* Start Recorded data *

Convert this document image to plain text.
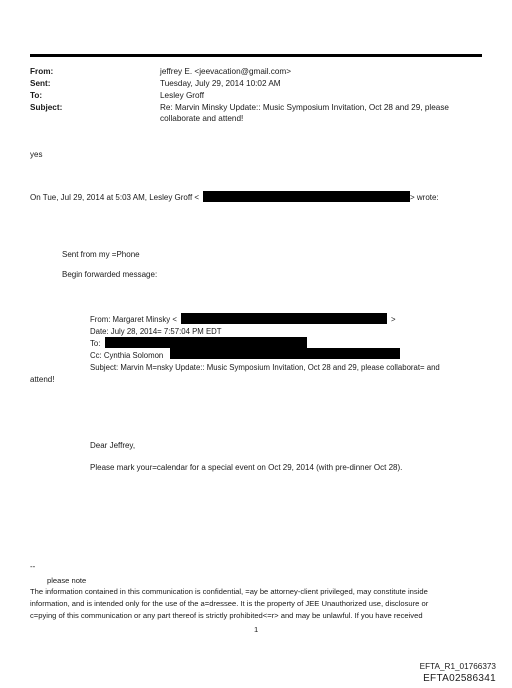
From:
Sent:
To:
Subject:
jeffrey E. <jeevacation@gmail.com>
Tuesday, July 29, 2014 10:02 AM
Lesley Groff
Re: Marvin Minsky Update:: Music Symposium Invitation, Oct 28 and 29, please
collaborate and attend!
yes
On Tue, Jul 29, 2014 at 5:03 AM, Lesley Groff <	> wrote:
Sent from my =Phone
Begin forwarded message:
From: Margaret Minsky <	>
Date: July 28, 2014= 7:57:04 PM EDT
To:
Cc: Cynthia Solomon
Subject: Marvin M=nsky Update:: Music Symposium Invitation, Oct 28 and 29, please collaborat= and
attend!
Dear Jeffrey,
Please mark your=calendar for a special event on Oct 29, 2014 (with pre-dinner Oct 28).
--
please note
The information contained in this communication is confidential, =ay be attorney-client privileged, may constitute inside
information, and is intended only for the use of the a=dressee. It is the property of JEE Unauthorized use, disclosure or
c=pying of this communication or any part thereof is strictly prohibited<=r> and may be unlawful. If you have received
1
EFTA_R1_01766373
EFTA02586341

* End Recorded data *

- Goal of the exercise -
Return a copy of every line that includes the word "Minsky".

- Full response -
Re: Marvin Minsky Update:: Music Symposium Invitation, Oct 28 and 29, please
From: Margaret Minsky <	>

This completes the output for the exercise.